Record extracts:
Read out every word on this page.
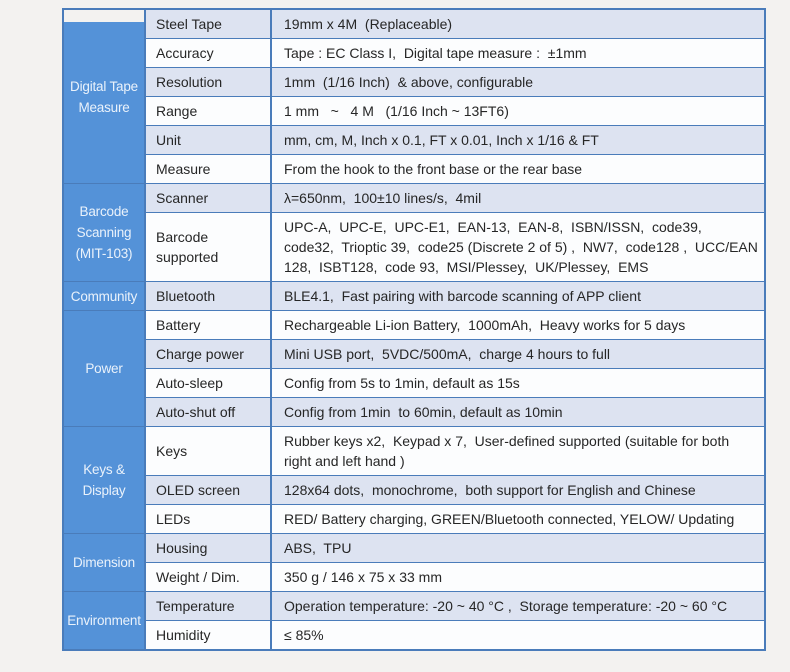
Digital Tape Measure	Steel Tape	19mm x 4M  (Replaceable)
	Accuracy	Tape : EC Class I,  Digital tape measure :  ±1mm
	Resolution	1mm  (1/16 Inch)  & above, configurable
	Range	1 mm   ~   4 M   (1/16 Inch ~ 13FT6)
	Unit	mm, cm, M, Inch x 0.1, FT x 0.01, Inch x 1/16 & FT
	Measure	From the hook to the front base or the rear base
Barcode Scanning (MIT-103)	Scanner	λ=650nm,  100±10 lines/s,  4mil
	Barcode supported	UPC-A,  UPC-E,  UPC-E1,  EAN-13,  EAN-8,  ISBN/ISSN,  code39,  code32,  Trioptic 39,  code25 (Discrete 2 of 5) ,  NW7,  code128 ,  UCC/EAN 128,  ISBT128,  code 93,  MSI/Plessey,  UK/Plessey,  EMS
Community	Bluetooth	BLE4.1,  Fast pairing with barcode scanning of APP client
Power	Battery	Rechargeable Li-ion Battery,  1000mAh,  Heavy works for 5 days
	Charge power	Mini USB port,  5VDC/500mA,  charge 4 hours to full
	Auto-sleep	Config from 5s to 1min, default as 15s
	Auto-shut off	Config from 1min  to 60min, default as 10min
Keys & Display	Keys	Rubber keys x2,  Keypad x 7,  User-defined supported (suitable for both right and left hand )
	OLED screen	128x64 dots,  monochrome,  both support for English and Chinese
	LEDs	RED/ Battery charging, GREEN/Bluetooth connected, YELOW/ Updating
Dimension	Housing	ABS,  TPU
	Weight / Dim.	350 g / 146 x 75 x 33 mm
Environment	Temperature	Operation temperature: -20 ~ 40 °C ,  Storage temperature: -20 ~ 60 °C
	Humidity	≤ 85%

Work to be completed: All records should be output exactly, with the pictures left out.

Worked solution:
Read out every word on this page.
Digital Tape Measure	Steel Tape	19mm x 4M  (Replaceable)
	Accuracy	Tape : EC Class I,  Digital tape measure :  ±1mm
	Resolution	1mm  (1/16 Inch)  & above, configurable
	Range	1 mm   ~   4 M   (1/16 Inch ~ 13FT6)
	Unit	mm, cm, M, Inch x 0.1, FT x 0.01, Inch x 1/16 & FT
	Measure	From the hook to the front base or the rear base
Barcode Scanning (MIT-103)	Scanner	λ=650nm,  100±10 lines/s,  4mil
	Barcode supported	UPC-A,  UPC-E,  UPC-E1,  EAN-13,  EAN-8,  ISBN/ISSN,  code39,  code32,  Trioptic 39,  code25 (Discrete 2 of 5) ,  NW7,  code128 ,  UCC/EAN 128,  ISBT128,  code 93,  MSI/Plessey,  UK/Plessey,  EMS
Community	Bluetooth	BLE4.1,  Fast pairing with barcode scanning of APP client
Power	Battery	Rechargeable Li-ion Battery,  1000mAh,  Heavy works for 5 days
	Charge power	Mini USB port,  5VDC/500mA,  charge 4 hours to full
	Auto-sleep	Config from 5s to 1min, default as 15s
	Auto-shut off	Config from 1min  to 60min, default as 10min
Keys & Display	Keys	Rubber keys x2,  Keypad x 7,  User-defined supported (suitable for both right and left hand )
	OLED screen	128x64 dots,  monochrome,  both support for English and Chinese
	LEDs	RED/ Battery charging, GREEN/Bluetooth connected, YELOW/ Updating
Dimension	Housing	ABS,  TPU
	Weight / Dim.	350 g / 146 x 75 x 33 mm
Environment	Temperature	Operation temperature: -20 ~ 40 °C ,  Storage temperature: -20 ~ 60 °C
	Humidity	≤ 85%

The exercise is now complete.